◆ **WRITTEN EXERCISE**
Can you print every record below exactly as written?

◆ **SUPPLIED RECORDS**
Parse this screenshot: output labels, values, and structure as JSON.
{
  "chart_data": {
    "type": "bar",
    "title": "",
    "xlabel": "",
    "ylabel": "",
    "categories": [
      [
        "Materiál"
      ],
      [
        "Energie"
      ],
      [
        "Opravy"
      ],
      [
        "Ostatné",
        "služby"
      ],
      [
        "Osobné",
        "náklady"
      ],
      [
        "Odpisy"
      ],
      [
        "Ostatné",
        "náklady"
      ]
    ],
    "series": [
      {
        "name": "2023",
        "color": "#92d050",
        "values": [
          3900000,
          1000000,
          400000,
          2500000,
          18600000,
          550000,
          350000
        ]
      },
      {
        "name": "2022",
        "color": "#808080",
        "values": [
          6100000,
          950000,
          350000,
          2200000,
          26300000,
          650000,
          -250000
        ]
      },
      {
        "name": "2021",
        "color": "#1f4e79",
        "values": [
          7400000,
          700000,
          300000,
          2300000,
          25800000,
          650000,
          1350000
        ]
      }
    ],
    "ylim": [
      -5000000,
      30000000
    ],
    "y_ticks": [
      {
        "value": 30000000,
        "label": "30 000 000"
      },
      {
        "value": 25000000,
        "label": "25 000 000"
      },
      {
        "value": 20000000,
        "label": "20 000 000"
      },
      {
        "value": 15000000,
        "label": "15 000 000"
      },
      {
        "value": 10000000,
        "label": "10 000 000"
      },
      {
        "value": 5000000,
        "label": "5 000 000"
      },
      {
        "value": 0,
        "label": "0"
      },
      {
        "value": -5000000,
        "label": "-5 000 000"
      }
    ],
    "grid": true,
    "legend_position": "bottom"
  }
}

◆ **WRITTEN ANSWER**
Parse this screenshot: output labels, values, and structure as JSON.
{
  "chart_data": {
    "type": "bar",
    "title": "",
    "xlabel": "",
    "ylabel": "",
    "categories": [
      [
        "Materiál"
      ],
      [
        "Energie"
      ],
      [
        "Opravy"
      ],
      [
        "Ostatné",
        "služby"
      ],
      [
        "Osobné",
        "náklady"
      ],
      [
        "Odpisy"
      ],
      [
        "Ostatné",
        "náklady"
      ]
    ],
    "series": [
      {
        "name": "2023",
        "color": "#92d050",
        "values": [
          3900000,
          1000000,
          400000,
          2500000,
          18600000,
          550000,
          350000
        ]
      },
      {
        "name": "2022",
        "color": "#808080",
        "values": [
          6100000,
          950000,
          350000,
          2200000,
          26300000,
          650000,
          -250000
        ]
      },
      {
        "name": "2021",
        "color": "#1f4e79",
        "values": [
          7400000,
          700000,
          300000,
          2300000,
          25800000,
          650000,
          1350000
        ]
      }
    ],
    "ylim": [
      -5000000,
      30000000
    ],
    "y_ticks": [
      {
        "value": 30000000,
        "label": "30 000 000"
      },
      {
        "value": 25000000,
        "label": "25 000 000"
      },
      {
        "value": 20000000,
        "label": "20 000 000"
      },
      {
        "value": 15000000,
        "label": "15 000 000"
      },
      {
        "value": 10000000,
        "label": "10 000 000"
      },
      {
        "value": 5000000,
        "label": "5 000 000"
      },
      {
        "value": 0,
        "label": "0"
      },
      {
        "value": -5000000,
        "label": "-5 000 000"
      }
    ],
    "grid": true,
    "legend_position": "bottom"
  }
}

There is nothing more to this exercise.